__Given request__
Check each line of the records below and collect those holding "subtitle".

__Given entries__
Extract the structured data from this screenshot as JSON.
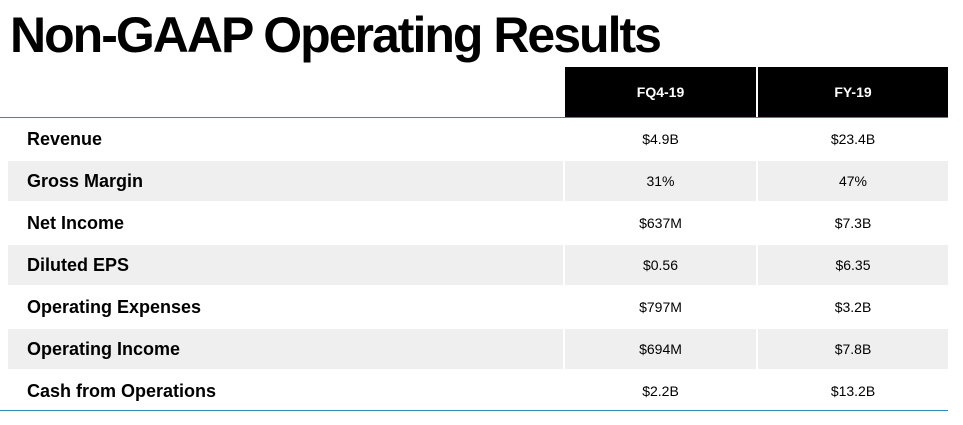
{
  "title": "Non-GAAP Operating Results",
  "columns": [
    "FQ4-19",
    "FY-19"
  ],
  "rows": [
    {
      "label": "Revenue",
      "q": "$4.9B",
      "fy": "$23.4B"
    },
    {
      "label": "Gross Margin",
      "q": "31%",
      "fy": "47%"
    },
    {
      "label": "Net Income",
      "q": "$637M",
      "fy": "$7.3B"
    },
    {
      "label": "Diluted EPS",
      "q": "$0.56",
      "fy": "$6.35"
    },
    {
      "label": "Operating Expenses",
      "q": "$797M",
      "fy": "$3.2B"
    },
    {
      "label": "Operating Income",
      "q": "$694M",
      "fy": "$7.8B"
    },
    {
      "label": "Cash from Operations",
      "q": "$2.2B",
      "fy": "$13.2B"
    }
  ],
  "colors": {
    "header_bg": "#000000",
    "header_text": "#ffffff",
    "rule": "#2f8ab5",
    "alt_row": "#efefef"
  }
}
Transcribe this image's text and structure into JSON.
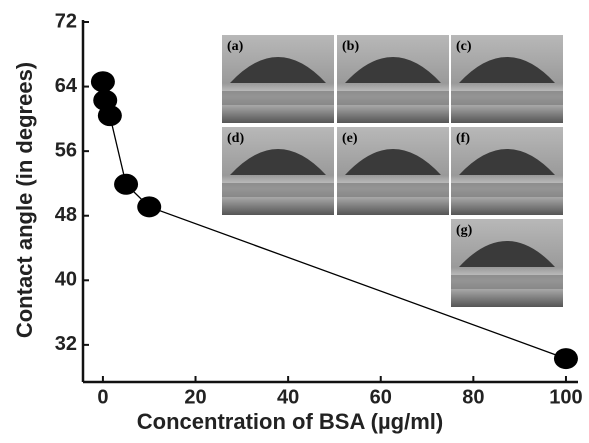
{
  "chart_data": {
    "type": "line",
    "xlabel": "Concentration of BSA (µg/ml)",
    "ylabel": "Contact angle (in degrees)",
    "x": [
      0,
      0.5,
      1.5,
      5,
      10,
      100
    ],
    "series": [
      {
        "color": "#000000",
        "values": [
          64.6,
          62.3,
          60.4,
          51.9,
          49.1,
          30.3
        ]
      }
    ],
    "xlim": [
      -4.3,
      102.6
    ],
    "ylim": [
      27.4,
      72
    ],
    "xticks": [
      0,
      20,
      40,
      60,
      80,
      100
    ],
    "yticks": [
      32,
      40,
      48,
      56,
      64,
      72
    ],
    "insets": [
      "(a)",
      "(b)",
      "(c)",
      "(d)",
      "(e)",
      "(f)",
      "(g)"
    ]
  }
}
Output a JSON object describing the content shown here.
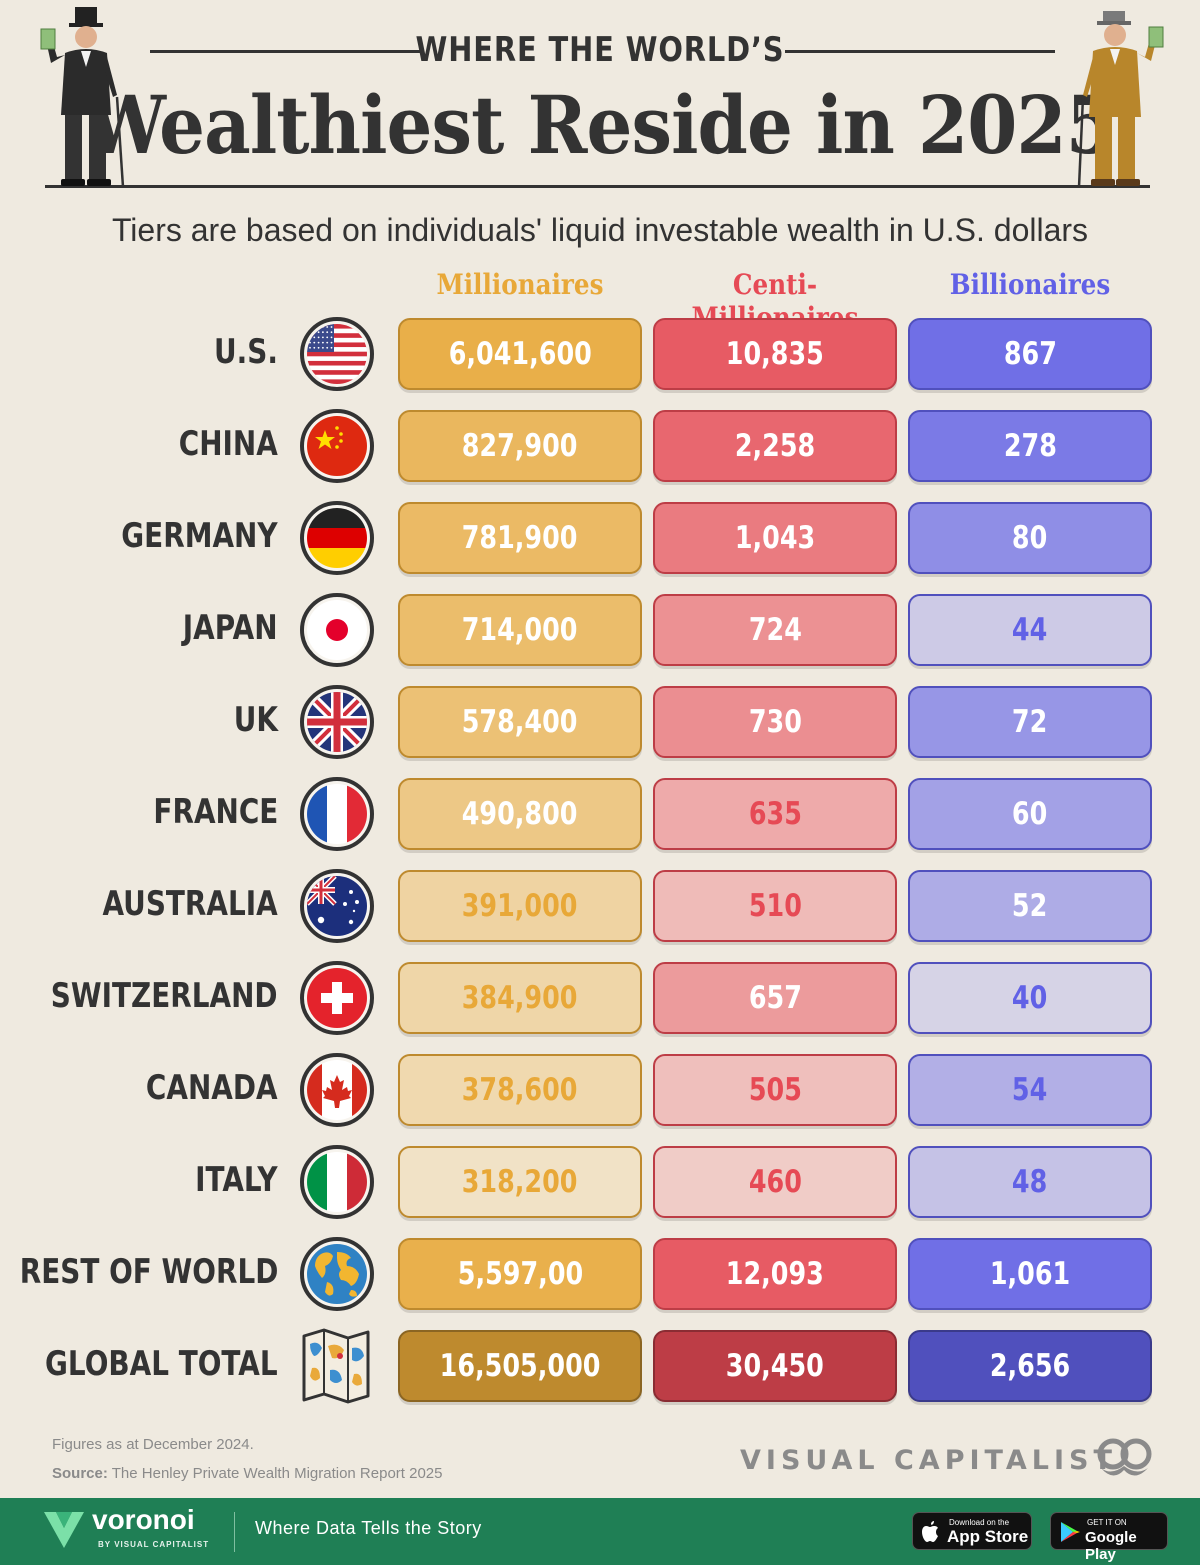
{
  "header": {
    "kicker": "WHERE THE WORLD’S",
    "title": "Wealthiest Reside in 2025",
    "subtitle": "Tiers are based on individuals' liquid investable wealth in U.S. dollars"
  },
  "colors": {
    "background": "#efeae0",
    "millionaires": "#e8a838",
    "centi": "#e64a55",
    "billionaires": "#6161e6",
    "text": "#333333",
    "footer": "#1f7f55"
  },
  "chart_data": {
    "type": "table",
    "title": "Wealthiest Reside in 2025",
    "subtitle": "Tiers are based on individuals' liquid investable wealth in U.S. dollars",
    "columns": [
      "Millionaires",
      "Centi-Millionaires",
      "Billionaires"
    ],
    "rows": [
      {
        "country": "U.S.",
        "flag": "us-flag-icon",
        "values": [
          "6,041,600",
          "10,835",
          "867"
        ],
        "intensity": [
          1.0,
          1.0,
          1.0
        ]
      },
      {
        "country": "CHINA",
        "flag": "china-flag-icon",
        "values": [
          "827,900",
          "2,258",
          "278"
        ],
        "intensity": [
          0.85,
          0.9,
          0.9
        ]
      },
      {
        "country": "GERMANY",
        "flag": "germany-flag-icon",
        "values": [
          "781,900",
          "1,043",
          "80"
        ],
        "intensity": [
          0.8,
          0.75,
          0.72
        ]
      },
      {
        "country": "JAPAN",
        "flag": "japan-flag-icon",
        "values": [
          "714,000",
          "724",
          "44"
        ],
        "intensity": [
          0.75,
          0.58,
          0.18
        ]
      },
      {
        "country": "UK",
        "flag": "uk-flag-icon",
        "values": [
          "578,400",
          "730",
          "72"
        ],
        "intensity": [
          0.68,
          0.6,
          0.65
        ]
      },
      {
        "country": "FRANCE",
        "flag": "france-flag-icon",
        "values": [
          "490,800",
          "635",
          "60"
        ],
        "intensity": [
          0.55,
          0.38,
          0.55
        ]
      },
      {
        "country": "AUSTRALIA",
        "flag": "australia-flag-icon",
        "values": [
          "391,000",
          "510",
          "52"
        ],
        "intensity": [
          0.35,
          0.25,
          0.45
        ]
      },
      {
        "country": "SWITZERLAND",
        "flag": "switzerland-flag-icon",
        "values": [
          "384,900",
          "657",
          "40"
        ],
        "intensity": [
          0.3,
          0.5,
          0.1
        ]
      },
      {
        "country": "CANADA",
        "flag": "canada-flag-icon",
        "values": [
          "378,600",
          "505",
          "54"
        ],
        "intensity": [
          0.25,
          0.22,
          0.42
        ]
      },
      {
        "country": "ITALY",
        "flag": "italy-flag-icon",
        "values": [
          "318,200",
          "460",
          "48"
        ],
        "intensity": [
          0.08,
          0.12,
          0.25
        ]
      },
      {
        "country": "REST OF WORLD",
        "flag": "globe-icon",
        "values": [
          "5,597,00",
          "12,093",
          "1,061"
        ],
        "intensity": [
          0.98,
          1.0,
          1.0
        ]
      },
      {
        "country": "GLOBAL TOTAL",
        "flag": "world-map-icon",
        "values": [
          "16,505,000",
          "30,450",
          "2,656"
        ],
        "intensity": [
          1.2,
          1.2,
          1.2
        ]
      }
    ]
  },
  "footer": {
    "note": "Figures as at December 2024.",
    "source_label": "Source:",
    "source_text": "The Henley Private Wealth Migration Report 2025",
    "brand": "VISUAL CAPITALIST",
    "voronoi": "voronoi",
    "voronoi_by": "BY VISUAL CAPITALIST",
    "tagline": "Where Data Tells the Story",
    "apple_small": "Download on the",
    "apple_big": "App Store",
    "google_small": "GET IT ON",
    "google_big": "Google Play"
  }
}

__The response__
    "subtitle": "Tiers are based on individuals' liquid investable wealth in U.S. dollars"
    "subtitle": "Tiers are based on individuals' liquid investable wealth in U.S. dollars",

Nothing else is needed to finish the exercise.